* Aim
Give the number of lines holding the string "from" and nothing more.

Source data
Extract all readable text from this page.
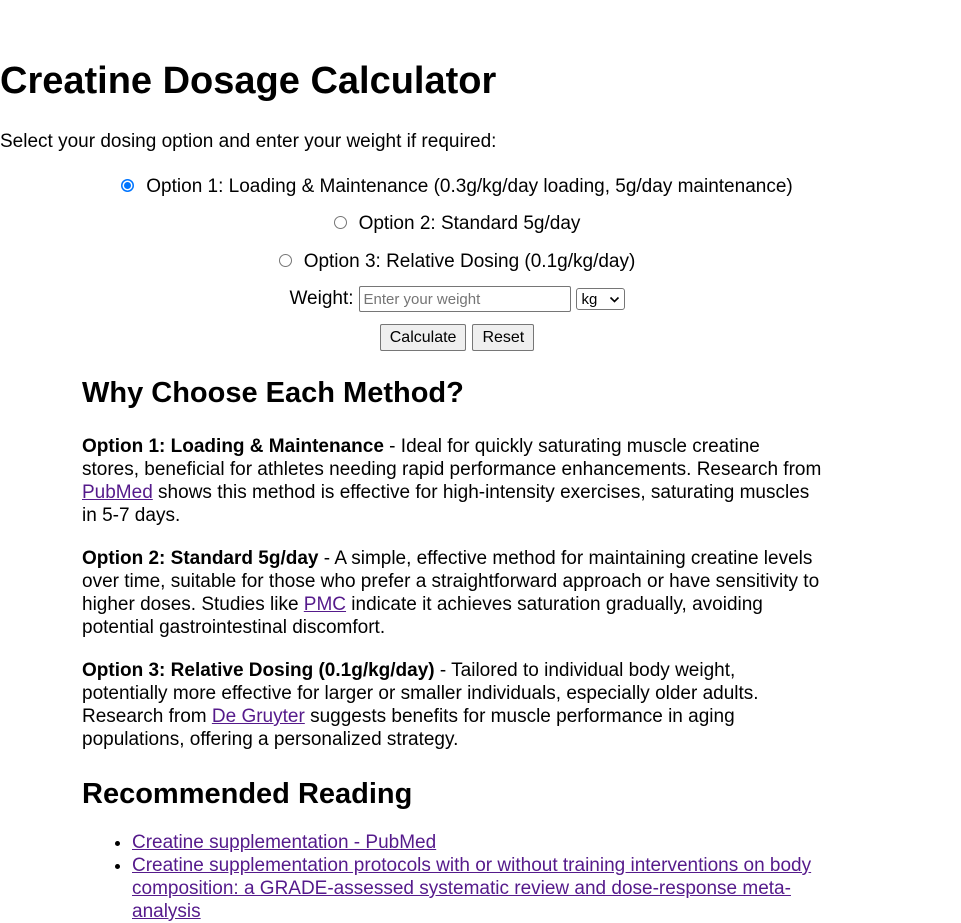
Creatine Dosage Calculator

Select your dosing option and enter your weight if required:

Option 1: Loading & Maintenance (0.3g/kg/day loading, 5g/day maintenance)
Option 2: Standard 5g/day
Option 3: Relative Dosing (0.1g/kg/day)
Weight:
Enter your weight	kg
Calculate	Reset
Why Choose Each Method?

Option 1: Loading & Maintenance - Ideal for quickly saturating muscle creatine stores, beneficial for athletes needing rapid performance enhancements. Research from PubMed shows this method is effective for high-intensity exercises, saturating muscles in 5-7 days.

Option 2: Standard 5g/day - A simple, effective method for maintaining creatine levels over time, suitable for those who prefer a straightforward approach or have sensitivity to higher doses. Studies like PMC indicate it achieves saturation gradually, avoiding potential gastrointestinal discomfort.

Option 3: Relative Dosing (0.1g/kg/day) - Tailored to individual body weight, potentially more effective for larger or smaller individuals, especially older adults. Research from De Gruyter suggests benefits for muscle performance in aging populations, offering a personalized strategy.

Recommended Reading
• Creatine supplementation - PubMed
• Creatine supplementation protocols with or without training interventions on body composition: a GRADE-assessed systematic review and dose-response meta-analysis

* Expected answer
3